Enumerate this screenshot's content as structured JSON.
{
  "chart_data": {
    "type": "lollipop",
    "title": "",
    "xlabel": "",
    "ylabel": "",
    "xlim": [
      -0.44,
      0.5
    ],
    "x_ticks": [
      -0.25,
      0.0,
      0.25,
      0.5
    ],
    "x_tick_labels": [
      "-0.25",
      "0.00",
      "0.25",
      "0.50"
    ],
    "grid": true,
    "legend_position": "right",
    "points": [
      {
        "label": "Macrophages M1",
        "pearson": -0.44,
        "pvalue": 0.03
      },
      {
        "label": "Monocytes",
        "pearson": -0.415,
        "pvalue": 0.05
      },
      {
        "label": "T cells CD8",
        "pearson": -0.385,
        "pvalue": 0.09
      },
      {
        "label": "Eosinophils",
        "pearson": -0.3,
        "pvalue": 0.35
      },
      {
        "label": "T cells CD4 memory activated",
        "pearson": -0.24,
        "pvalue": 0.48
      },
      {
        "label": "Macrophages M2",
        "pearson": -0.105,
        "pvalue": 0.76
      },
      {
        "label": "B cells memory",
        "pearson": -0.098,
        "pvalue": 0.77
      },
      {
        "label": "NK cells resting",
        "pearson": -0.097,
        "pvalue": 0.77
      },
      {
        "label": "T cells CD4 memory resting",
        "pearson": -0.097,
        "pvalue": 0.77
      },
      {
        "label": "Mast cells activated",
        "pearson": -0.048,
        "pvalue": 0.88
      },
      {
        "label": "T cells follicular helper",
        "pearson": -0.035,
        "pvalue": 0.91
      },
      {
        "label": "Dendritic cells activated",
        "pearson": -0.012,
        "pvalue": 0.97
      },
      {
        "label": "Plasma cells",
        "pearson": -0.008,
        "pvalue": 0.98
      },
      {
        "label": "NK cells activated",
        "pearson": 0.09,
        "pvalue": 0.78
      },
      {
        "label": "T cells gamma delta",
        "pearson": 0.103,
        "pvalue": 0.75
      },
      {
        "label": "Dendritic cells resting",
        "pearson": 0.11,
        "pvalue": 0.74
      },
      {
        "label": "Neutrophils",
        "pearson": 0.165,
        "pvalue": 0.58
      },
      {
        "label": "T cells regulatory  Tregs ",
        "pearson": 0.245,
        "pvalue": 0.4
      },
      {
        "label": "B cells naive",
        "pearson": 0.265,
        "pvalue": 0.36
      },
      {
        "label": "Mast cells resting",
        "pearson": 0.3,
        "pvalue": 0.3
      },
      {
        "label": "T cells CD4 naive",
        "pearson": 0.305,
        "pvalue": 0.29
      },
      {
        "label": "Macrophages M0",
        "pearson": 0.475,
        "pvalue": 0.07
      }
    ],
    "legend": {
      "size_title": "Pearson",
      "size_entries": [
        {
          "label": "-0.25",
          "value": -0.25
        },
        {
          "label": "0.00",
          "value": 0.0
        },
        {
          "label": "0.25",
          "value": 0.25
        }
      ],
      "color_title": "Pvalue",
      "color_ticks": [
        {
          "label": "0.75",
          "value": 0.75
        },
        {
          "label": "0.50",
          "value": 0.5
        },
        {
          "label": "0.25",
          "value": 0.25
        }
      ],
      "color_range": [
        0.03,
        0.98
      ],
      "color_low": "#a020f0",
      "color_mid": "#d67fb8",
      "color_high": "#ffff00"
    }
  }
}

◇ ◇ ◇ ◇ ◇ ◇ ◇

--- Assigned task ---
Take every line from the data that contains the word "activated".

--- Result for this exercise ---
        "label": "T cells CD4 memory activated",
        "label": "Mast cells activated",
        "label": "Dendritic cells activated",
        "label": "NK cells activated",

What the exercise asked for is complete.